> _Exercise_
Reproduce all of the material word for word.

> _Given information_
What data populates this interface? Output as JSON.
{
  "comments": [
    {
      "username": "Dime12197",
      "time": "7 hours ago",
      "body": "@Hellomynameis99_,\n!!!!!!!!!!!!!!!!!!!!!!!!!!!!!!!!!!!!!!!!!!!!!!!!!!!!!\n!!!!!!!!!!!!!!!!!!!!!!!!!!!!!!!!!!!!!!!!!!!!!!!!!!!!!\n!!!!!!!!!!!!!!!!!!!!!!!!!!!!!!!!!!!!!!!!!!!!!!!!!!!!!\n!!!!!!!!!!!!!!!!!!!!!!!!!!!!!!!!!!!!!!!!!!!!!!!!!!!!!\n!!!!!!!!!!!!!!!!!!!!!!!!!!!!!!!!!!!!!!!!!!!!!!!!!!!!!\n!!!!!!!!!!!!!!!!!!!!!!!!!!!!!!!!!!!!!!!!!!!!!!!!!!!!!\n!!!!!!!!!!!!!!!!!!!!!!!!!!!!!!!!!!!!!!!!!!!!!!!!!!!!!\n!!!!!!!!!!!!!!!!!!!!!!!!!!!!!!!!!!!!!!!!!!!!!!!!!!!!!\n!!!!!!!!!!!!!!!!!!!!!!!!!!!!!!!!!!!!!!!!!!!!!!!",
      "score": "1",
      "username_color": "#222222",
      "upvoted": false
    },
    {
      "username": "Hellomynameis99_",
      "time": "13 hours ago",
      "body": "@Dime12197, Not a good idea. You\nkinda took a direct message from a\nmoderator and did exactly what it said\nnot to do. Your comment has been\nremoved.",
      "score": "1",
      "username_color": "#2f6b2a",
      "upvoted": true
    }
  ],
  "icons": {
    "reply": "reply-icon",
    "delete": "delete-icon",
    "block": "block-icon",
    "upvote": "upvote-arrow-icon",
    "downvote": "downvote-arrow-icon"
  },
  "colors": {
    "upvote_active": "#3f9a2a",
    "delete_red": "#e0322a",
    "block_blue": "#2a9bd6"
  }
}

> _Output for this task_
What data populates this interface? Output as JSON.
{
  "comments": [
    {
      "username": "Dime12197",
      "time": "7 hours ago",
      "body": "@Hellomynameis99_,\n!!!!!!!!!!!!!!!!!!!!!!!!!!!!!!!!!!!!!!!!!!!!!!!!!!!!!\n!!!!!!!!!!!!!!!!!!!!!!!!!!!!!!!!!!!!!!!!!!!!!!!!!!!!!\n!!!!!!!!!!!!!!!!!!!!!!!!!!!!!!!!!!!!!!!!!!!!!!!!!!!!!\n!!!!!!!!!!!!!!!!!!!!!!!!!!!!!!!!!!!!!!!!!!!!!!!!!!!!!\n!!!!!!!!!!!!!!!!!!!!!!!!!!!!!!!!!!!!!!!!!!!!!!!!!!!!!\n!!!!!!!!!!!!!!!!!!!!!!!!!!!!!!!!!!!!!!!!!!!!!!!!!!!!!\n!!!!!!!!!!!!!!!!!!!!!!!!!!!!!!!!!!!!!!!!!!!!!!!!!!!!!\n!!!!!!!!!!!!!!!!!!!!!!!!!!!!!!!!!!!!!!!!!!!!!!!!!!!!!\n!!!!!!!!!!!!!!!!!!!!!!!!!!!!!!!!!!!!!!!!!!!!!!!",
      "score": "1",
      "username_color": "#222222",
      "upvoted": false
    },
    {
      "username": "Hellomynameis99_",
      "time": "13 hours ago",
      "body": "@Dime12197, Not a good idea. You\nkinda took a direct message from a\nmoderator and did exactly what it said\nnot to do. Your comment has been\nremoved.",
      "score": "1",
      "username_color": "#2f6b2a",
      "upvoted": true
    }
  ],
  "icons": {
    "reply": "reply-icon",
    "delete": "delete-icon",
    "block": "block-icon",
    "upvote": "upvote-arrow-icon",
    "downvote": "downvote-arrow-icon"
  },
  "colors": {
    "upvote_active": "#3f9a2a",
    "delete_red": "#e0322a",
    "block_blue": "#2a9bd6"
  }
}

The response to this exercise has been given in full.